> Aim: Tally the lines below that contain the word "Website", and give only that number.

> Collected data:

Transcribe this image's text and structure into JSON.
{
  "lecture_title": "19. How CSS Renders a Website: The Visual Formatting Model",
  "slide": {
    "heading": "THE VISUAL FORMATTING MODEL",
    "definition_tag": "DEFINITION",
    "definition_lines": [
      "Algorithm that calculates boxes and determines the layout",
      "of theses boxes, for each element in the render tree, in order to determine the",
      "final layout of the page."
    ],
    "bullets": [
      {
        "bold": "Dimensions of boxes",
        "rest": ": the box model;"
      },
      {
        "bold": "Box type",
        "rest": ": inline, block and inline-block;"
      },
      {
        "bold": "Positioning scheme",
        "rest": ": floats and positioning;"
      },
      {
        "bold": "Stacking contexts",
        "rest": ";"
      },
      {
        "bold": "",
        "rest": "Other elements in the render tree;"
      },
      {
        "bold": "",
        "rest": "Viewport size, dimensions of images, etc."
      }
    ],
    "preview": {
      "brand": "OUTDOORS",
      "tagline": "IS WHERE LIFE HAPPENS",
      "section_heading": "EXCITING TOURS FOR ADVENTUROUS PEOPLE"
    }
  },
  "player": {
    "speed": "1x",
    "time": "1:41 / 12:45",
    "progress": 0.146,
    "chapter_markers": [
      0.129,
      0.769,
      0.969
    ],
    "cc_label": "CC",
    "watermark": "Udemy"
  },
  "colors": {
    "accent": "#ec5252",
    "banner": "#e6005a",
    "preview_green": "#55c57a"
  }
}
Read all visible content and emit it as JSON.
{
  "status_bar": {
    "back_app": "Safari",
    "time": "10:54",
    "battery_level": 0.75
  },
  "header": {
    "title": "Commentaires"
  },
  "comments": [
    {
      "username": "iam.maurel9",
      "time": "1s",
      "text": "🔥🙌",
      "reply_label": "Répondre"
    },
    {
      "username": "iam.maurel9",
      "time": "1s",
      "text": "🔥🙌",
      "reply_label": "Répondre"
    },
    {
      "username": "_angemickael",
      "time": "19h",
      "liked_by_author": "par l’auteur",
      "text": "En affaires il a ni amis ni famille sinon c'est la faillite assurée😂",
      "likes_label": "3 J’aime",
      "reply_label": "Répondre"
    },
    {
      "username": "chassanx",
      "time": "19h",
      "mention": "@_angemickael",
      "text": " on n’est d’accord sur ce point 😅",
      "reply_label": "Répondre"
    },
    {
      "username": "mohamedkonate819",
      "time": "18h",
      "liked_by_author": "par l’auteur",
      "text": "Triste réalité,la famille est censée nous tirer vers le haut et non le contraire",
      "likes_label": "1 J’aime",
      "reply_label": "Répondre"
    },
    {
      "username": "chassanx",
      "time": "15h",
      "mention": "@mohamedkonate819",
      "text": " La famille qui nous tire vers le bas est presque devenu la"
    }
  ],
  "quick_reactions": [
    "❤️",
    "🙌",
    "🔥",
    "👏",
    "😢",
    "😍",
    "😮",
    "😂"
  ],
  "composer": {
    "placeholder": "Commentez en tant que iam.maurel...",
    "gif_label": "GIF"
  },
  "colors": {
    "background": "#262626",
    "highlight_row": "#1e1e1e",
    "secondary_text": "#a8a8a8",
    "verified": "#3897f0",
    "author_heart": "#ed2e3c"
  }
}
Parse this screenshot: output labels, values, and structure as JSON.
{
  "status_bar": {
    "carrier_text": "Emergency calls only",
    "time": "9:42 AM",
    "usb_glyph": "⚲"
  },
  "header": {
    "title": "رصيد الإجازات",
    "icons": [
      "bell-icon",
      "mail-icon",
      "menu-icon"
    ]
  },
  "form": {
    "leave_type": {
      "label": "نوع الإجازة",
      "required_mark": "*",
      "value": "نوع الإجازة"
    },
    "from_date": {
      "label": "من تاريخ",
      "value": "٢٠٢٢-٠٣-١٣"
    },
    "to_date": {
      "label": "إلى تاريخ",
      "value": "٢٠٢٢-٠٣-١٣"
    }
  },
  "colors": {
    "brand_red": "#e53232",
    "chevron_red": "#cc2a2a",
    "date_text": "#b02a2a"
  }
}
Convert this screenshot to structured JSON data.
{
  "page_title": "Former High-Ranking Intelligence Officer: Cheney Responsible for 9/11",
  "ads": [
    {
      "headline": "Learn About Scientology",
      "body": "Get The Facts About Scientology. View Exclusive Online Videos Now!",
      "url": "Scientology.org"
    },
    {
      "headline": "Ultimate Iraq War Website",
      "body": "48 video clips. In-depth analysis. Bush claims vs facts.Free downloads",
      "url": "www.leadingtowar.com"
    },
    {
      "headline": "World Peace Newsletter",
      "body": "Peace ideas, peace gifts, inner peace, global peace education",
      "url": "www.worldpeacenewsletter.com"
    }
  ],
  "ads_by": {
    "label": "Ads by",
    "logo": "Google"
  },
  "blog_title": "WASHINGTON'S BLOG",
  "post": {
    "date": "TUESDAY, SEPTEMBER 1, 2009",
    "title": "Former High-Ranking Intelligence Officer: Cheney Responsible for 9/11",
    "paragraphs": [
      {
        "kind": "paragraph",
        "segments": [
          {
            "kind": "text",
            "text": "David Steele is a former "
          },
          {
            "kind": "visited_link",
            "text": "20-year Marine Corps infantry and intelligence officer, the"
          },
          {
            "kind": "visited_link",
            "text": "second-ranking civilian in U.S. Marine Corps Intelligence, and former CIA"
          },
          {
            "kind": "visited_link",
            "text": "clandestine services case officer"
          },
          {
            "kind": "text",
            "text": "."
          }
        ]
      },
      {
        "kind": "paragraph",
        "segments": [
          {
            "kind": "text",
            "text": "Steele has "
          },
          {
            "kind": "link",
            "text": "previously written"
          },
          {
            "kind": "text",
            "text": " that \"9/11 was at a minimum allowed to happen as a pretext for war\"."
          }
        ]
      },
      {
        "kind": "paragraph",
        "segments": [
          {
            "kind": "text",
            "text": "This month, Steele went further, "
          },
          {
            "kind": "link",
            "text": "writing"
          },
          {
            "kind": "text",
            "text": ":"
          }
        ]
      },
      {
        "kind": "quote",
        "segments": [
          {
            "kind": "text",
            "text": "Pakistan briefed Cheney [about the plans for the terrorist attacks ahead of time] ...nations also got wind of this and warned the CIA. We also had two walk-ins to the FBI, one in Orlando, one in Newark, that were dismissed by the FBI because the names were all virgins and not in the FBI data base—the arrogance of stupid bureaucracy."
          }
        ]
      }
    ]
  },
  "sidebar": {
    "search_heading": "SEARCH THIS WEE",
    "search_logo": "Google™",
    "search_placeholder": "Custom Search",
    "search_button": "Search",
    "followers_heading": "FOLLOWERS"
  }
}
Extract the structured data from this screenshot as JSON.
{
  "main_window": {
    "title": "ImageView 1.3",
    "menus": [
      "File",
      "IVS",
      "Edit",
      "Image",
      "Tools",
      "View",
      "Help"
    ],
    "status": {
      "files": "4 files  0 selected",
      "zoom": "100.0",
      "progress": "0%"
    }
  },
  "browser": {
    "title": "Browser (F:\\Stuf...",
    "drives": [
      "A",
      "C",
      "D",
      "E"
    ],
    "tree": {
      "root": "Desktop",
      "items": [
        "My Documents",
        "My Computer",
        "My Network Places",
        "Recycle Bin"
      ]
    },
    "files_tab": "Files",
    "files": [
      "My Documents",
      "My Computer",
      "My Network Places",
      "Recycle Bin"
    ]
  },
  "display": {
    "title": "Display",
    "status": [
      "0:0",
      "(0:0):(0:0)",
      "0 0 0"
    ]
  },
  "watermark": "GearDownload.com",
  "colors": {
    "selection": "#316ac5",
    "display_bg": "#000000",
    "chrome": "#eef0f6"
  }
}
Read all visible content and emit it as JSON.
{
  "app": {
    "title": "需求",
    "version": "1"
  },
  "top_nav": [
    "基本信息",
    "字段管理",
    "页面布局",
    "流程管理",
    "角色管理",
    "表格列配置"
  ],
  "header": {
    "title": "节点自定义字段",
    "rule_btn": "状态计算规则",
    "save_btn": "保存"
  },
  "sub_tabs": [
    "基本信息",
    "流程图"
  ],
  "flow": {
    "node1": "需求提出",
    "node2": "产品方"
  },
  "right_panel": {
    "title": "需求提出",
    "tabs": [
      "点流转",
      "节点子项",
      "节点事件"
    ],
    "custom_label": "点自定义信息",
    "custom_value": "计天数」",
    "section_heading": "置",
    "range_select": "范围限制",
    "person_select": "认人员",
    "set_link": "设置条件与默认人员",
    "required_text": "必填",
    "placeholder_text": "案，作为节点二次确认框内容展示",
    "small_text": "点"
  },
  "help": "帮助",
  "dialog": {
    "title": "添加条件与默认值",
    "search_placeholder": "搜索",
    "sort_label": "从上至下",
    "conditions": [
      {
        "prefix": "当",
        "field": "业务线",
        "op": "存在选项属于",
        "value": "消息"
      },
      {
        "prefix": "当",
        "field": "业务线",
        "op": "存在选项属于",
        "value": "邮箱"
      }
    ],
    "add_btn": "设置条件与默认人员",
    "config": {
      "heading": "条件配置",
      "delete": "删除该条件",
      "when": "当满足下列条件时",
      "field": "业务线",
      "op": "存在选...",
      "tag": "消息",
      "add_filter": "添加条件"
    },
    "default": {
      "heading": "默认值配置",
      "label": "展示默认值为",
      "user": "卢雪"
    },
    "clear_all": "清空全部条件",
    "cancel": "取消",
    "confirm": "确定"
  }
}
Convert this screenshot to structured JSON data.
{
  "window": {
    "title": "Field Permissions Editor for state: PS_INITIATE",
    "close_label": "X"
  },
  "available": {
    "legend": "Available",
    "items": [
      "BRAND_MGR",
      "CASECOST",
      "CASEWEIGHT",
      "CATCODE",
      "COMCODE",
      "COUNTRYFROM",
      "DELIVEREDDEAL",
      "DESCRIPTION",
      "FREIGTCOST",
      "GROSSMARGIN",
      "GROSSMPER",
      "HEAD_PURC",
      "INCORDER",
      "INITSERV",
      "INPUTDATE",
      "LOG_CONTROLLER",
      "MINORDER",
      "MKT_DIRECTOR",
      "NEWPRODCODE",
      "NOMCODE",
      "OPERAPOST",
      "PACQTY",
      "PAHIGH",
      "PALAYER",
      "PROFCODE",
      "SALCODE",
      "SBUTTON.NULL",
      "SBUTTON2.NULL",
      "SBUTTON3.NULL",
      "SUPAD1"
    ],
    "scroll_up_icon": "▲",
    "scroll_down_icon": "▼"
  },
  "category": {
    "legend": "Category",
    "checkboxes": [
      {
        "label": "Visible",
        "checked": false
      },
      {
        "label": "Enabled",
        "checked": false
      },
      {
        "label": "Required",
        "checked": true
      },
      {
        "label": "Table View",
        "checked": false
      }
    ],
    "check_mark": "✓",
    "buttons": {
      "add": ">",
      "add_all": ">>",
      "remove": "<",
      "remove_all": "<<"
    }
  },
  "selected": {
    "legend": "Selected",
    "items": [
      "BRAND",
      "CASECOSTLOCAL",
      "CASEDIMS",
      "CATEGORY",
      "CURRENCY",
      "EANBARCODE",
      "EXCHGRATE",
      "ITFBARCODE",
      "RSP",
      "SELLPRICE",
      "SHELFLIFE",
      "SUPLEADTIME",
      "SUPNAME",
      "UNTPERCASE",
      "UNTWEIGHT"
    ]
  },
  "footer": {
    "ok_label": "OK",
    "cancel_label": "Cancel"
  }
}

> Response for this exercise: 2